┌─ Extracted information
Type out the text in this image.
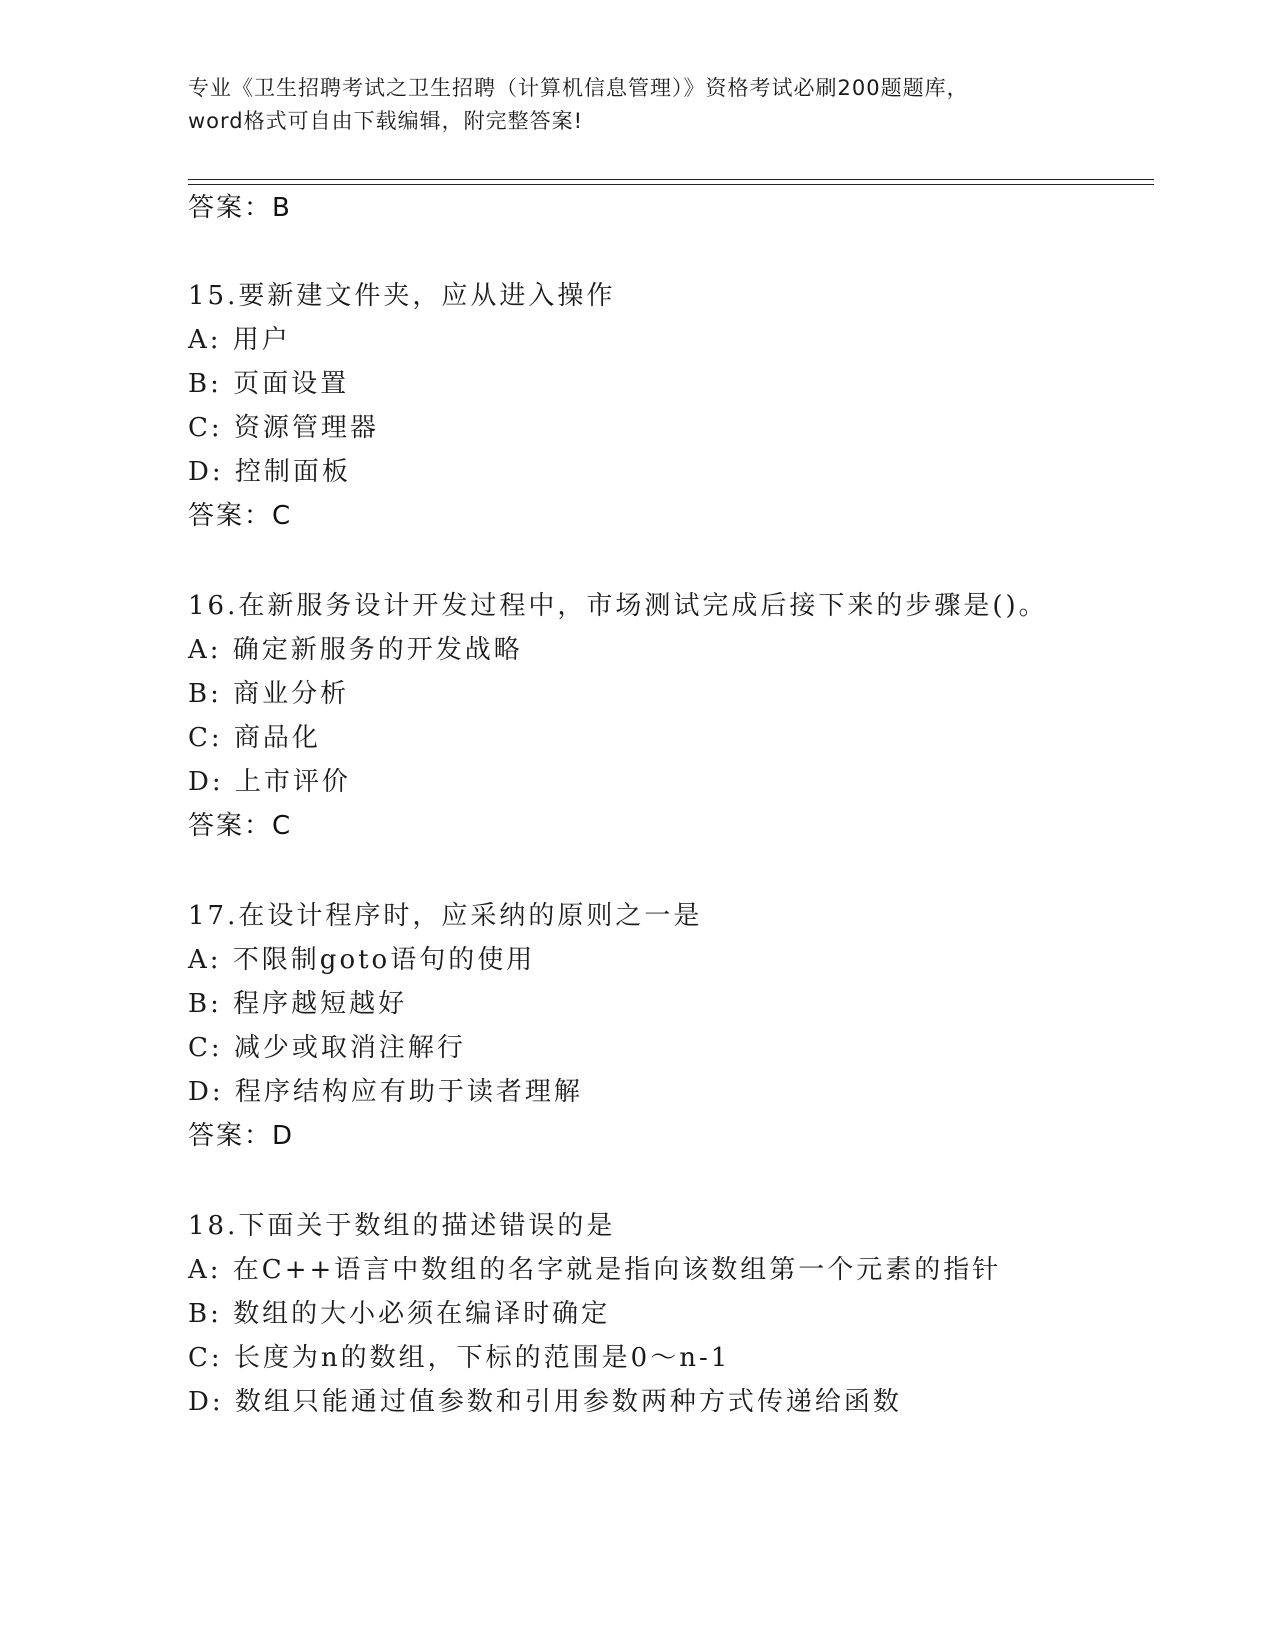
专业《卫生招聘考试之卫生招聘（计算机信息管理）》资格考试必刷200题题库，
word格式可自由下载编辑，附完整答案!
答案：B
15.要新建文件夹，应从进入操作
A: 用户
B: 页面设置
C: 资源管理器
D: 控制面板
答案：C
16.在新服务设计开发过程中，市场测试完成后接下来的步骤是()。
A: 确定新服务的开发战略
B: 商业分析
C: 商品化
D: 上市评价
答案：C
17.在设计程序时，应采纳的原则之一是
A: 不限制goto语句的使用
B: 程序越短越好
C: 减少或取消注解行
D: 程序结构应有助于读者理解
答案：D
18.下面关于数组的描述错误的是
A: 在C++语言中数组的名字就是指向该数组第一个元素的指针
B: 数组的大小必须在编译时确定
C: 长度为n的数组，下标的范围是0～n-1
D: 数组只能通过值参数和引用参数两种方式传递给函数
└─
> [Exercise requirements]:
Reproduce every entry word for word, but skip any pictures.

> [Exercise answer]:
Type out the text in this image.
专业《卫生招聘考试之卫生招聘（计算机信息管理）》资格考试必刷200题题库，
word格式可自由下载编辑，附完整答案!
答案：B
15.要新建文件夹，应从进入操作
A: 用户
B: 页面设置
C: 资源管理器
D: 控制面板
答案：C
16.在新服务设计开发过程中，市场测试完成后接下来的步骤是()。
A: 确定新服务的开发战略
B: 商业分析
C: 商品化
D: 上市评价
答案：C
17.在设计程序时，应采纳的原则之一是
A: 不限制goto语句的使用
B: 程序越短越好
C: 减少或取消注解行
D: 程序结构应有助于读者理解
答案：D
18.下面关于数组的描述错误的是
A: 在C++语言中数组的名字就是指向该数组第一个元素的指针
B: 数组的大小必须在编译时确定
C: 长度为n的数组，下标的范围是0～n-1
D: 数组只能通过值参数和引用参数两种方式传递给函数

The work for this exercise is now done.